__Written instruction__: Without omitting anything, retype the data that follows.

▽

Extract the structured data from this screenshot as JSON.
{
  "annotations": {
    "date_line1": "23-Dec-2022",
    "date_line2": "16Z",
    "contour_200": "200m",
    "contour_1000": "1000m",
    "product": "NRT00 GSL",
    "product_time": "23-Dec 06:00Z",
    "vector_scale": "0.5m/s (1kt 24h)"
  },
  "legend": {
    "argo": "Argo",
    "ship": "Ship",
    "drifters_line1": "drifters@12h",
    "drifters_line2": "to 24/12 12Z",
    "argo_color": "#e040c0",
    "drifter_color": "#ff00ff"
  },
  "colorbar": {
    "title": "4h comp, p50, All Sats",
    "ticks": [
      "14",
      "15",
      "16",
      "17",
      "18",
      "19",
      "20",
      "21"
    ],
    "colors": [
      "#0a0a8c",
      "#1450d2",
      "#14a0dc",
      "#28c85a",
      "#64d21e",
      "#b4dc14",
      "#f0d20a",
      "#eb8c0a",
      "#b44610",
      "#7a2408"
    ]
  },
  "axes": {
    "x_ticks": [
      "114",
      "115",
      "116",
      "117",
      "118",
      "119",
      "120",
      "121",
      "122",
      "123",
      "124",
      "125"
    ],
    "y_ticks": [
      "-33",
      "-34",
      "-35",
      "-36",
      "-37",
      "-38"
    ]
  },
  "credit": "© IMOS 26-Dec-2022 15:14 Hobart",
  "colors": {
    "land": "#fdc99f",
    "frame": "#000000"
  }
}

△

__Task result__:
Extract the structured data from this screenshot as JSON.
{
  "annotations": {
    "date_line1": "23-Dec-2022",
    "date_line2": "16Z",
    "contour_200": "200m",
    "contour_1000": "1000m",
    "product": "NRT00 GSL",
    "product_time": "23-Dec 06:00Z",
    "vector_scale": "0.5m/s (1kt 24h)"
  },
  "legend": {
    "argo": "Argo",
    "ship": "Ship",
    "drifters_line1": "drifters@12h",
    "drifters_line2": "to 24/12 12Z",
    "argo_color": "#e040c0",
    "drifter_color": "#ff00ff"
  },
  "colorbar": {
    "title": "4h comp, p50, All Sats",
    "ticks": [
      "14",
      "15",
      "16",
      "17",
      "18",
      "19",
      "20",
      "21"
    ],
    "colors": [
      "#0a0a8c",
      "#1450d2",
      "#14a0dc",
      "#28c85a",
      "#64d21e",
      "#b4dc14",
      "#f0d20a",
      "#eb8c0a",
      "#b44610",
      "#7a2408"
    ]
  },
  "axes": {
    "x_ticks": [
      "114",
      "115",
      "116",
      "117",
      "118",
      "119",
      "120",
      "121",
      "122",
      "123",
      "124",
      "125"
    ],
    "y_ticks": [
      "-33",
      "-34",
      "-35",
      "-36",
      "-37",
      "-38"
    ]
  },
  "credit": "© IMOS 26-Dec-2022 15:14 Hobart",
  "colors": {
    "land": "#fdc99f",
    "frame": "#000000"
  }
}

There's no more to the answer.